# Written request
Check every line of the entries that follow, and copy the ones containing "족보편찬위원".

# The input
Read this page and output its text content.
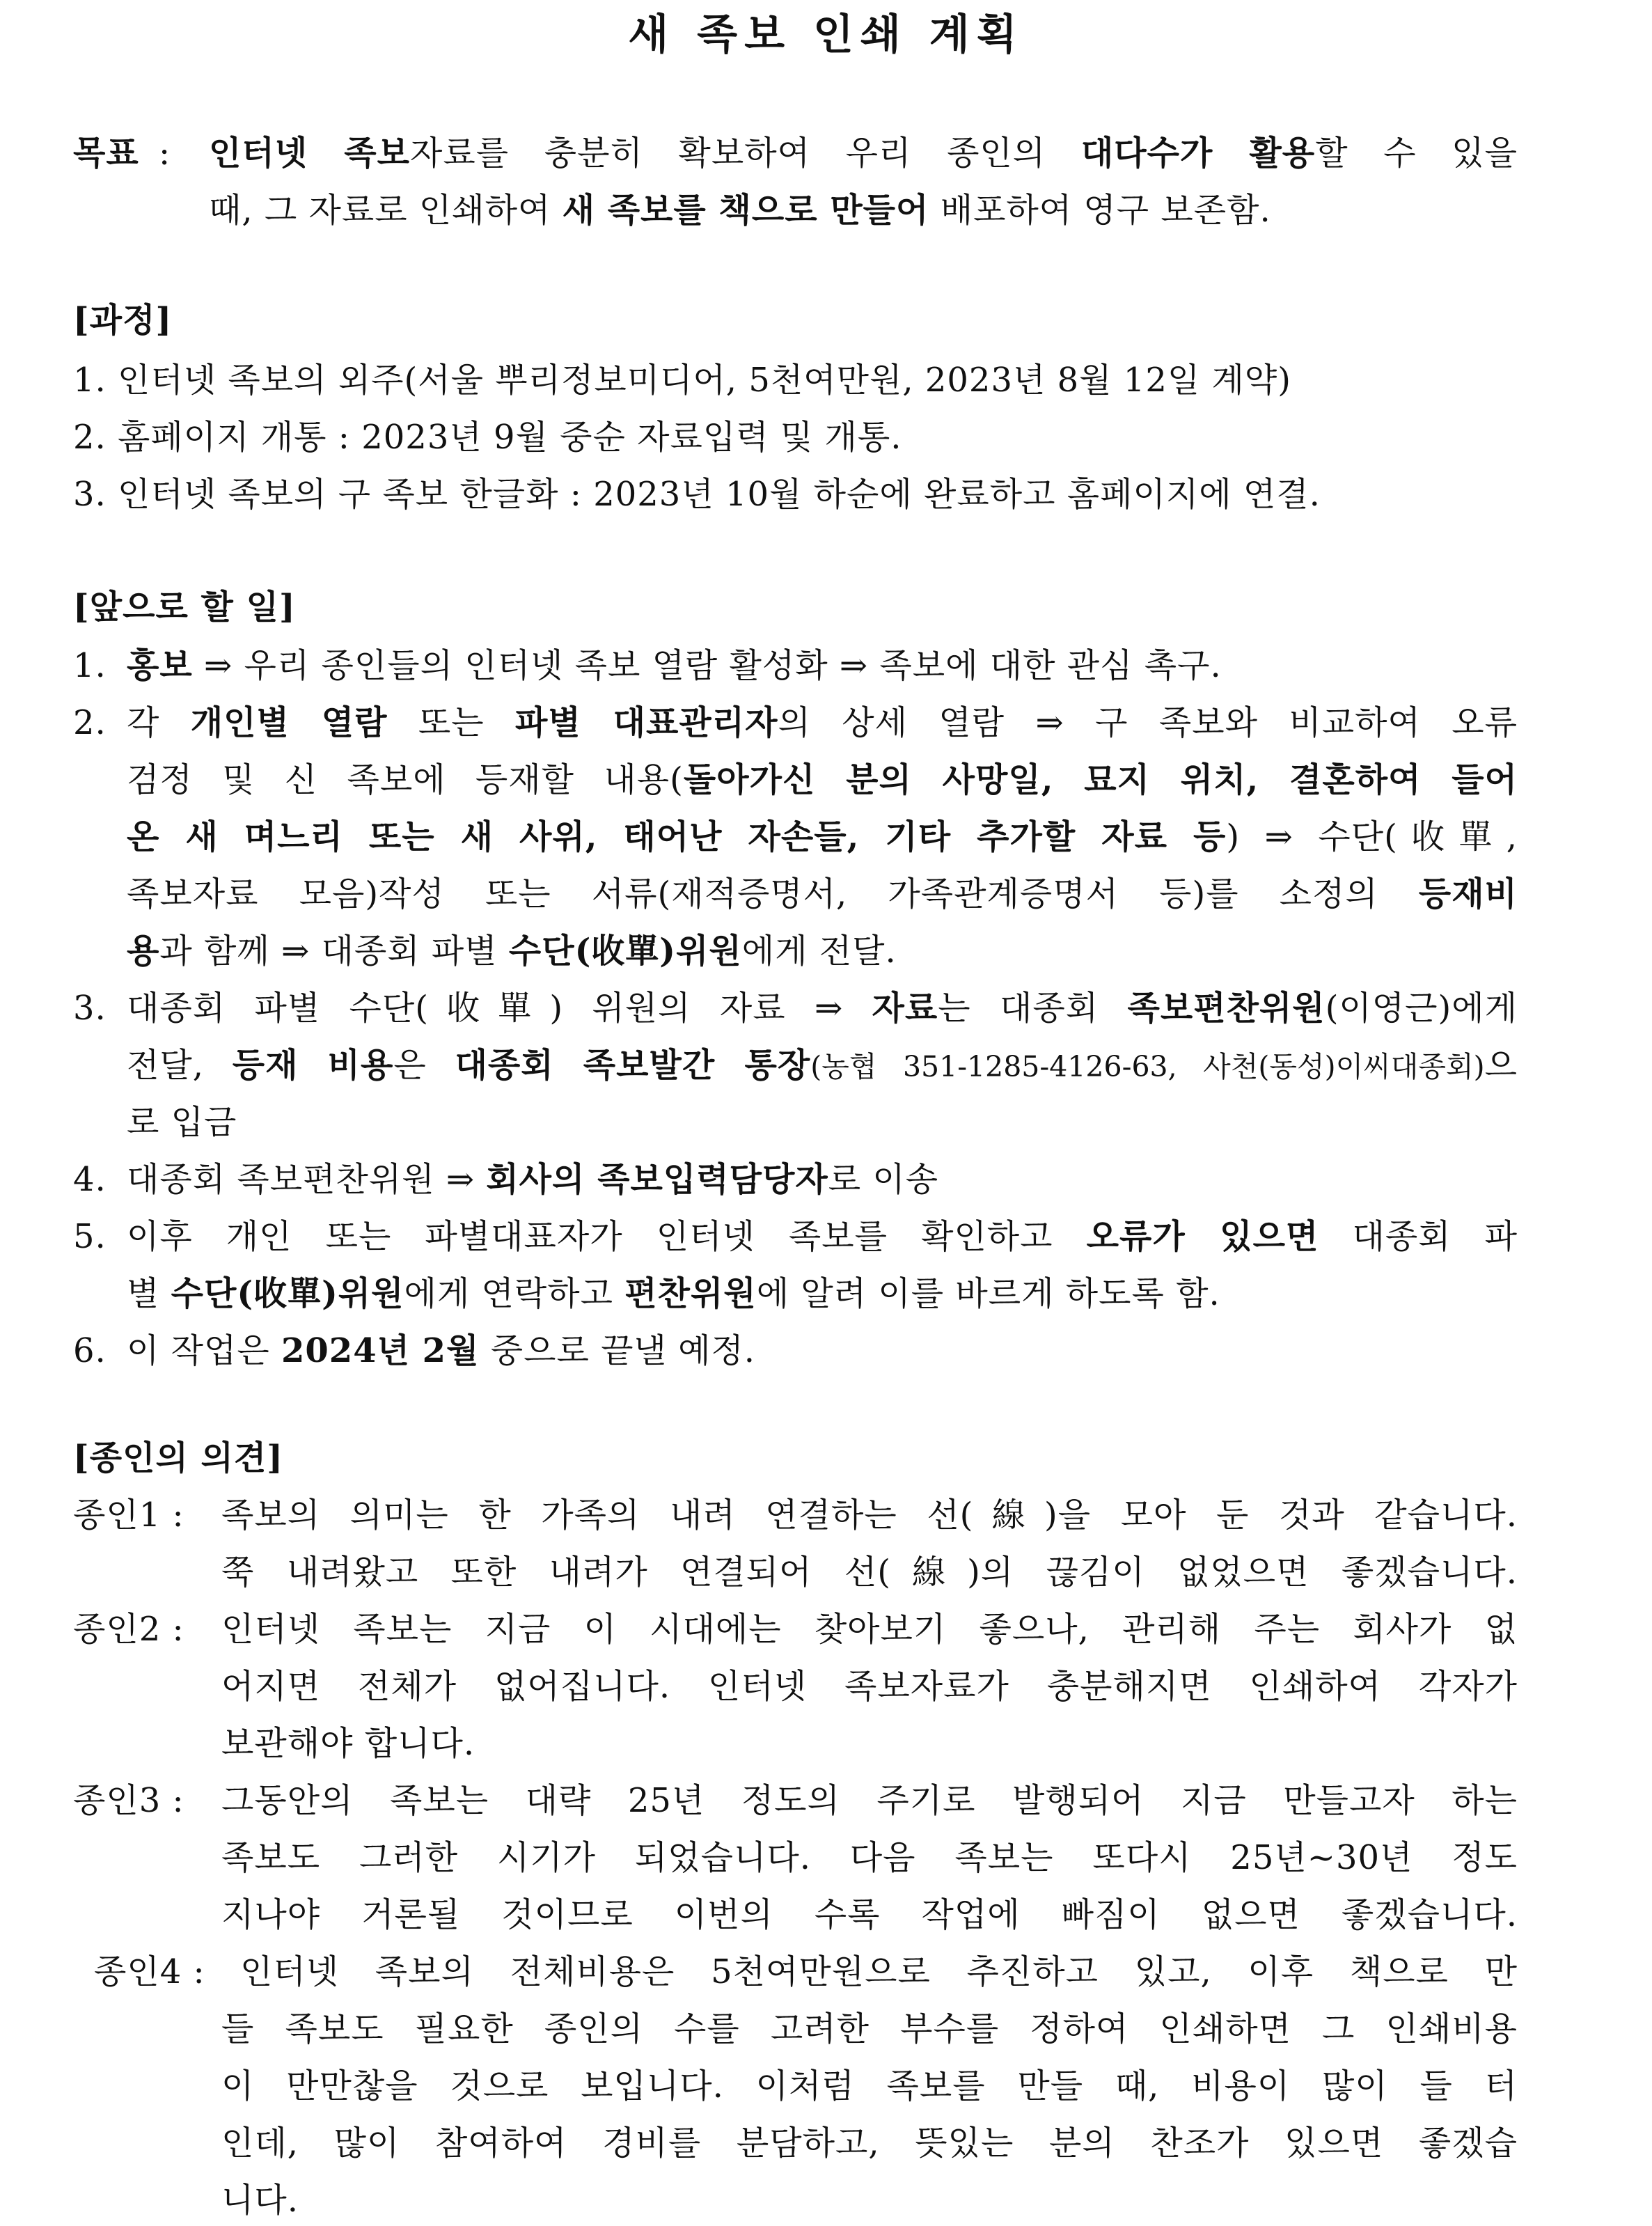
새 족보 인쇄 계획
목표 : 인터넷 족보자료를 충분히 확보하여 우리 종인의 대다수가 활용할 수 있을
때, 그 자료로 인쇄하여 새 족보를 책으로 만들어 배포하여 영구 보존함.
[과정]
1. 인터넷 족보의 외주(서울 뿌리정보미디어, 5천여만원, 2023년 8월 12일 계약)
2. 홈페이지 개통 : 2023년 9월 중순 자료입력 및 개통.
3. 인터넷 족보의 구 족보 한글화 : 2023년 10월 하순에 완료하고 홈페이지에 연결.
[앞으로 할 일]
1. 홍보 ⇒ 우리 종인들의 인터넷 족보 열람 활성화 ⇒ 족보에 대한 관심 촉구.
2. 각 개인별 열람 또는 파별 대표관리자의 상세 열람 ⇒ 구 족보와 비교하여 오류
검정 및 신 족보에 등재할 내용(돌아가신 분의 사망일, 묘지 위치, 결혼하여 들어
온 새 며느리 또는 새 사위, 태어난 자손들, 기타 추가할 자료 등) ⇒ 수단(收單,
족보자료 모음)작성 또는 서류(재적증명서, 가족관계증명서 등)를 소정의 등재비
용과 함께 ⇒ 대종회 파별 수단(收單)위원에게 전달.
3. 대종회 파별 수단(收單) 위원의 자료 ⇒ 자료는 대종회 족보편찬위원(이영근)에게
전달, 등재 비용은 대종회 족보발간 통장(농협 351-1285-4126-63, 사천(동성)이씨대종회)으
로 입금
4. 대종회 족보편찬위원 ⇒ 회사의 족보입력담당자로 이송
5. 이후 개인 또는 파별대표자가 인터넷 족보를 확인하고 오류가 있으면 대종회 파
별 수단(收單)위원에게 연락하고 편찬위원에 알려 이를 바르게 하도록 함.
6. 이 작업은 2024년 2월 중으로 끝낼 예정.
[종인의 의견]
종인1 : 족보의 의미는 한 가족의 내려 연결하는 선(線)을 모아 둔 것과 같습니다.
쭉 내려왔고 또한 내려가 연결되어 선(線)의 끊김이 없었으면 좋겠습니다.
종인2 : 인터넷 족보는 지금 이 시대에는 찾아보기 좋으나, 관리해 주는 회사가 없
어지면 전체가 없어집니다. 인터넷 족보자료가 충분해지면 인쇄하여 각자가
보관해야 합니다.
종인3 : 그동안의 족보는 대략 25년 정도의 주기로 발행되어 지금 만들고자 하는
족보도 그러한 시기가 되었습니다. 다음 족보는 또다시 25년~30년 정도
지나야 거론될 것이므로 이번의 수록 작업에 빠짐이 없으면 좋겠습니다.
종인4 : 인터넷 족보의 전체비용은 5천여만원으로 추진하고 있고, 이후 책으로 만
들 족보도 필요한 종인의 수를 고려한 부수를 정하여 인쇄하면 그 인쇄비용
이 만만찮을 것으로 보입니다. 이처럼 족보를 만들 때, 비용이 많이 들 터
인데, 많이 참여하여 경비를 분담하고, 뜻있는 분의 찬조가 있으면 좋겠습
니다.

# Expected answer
3. 대종회 파별 수단(收單) 위원의 자료 ⇒ 자료는 대종회 족보편찬위원(이영근)에게
4. 대종회 족보편찬위원 ⇒ 회사의 족보입력담당자로 이송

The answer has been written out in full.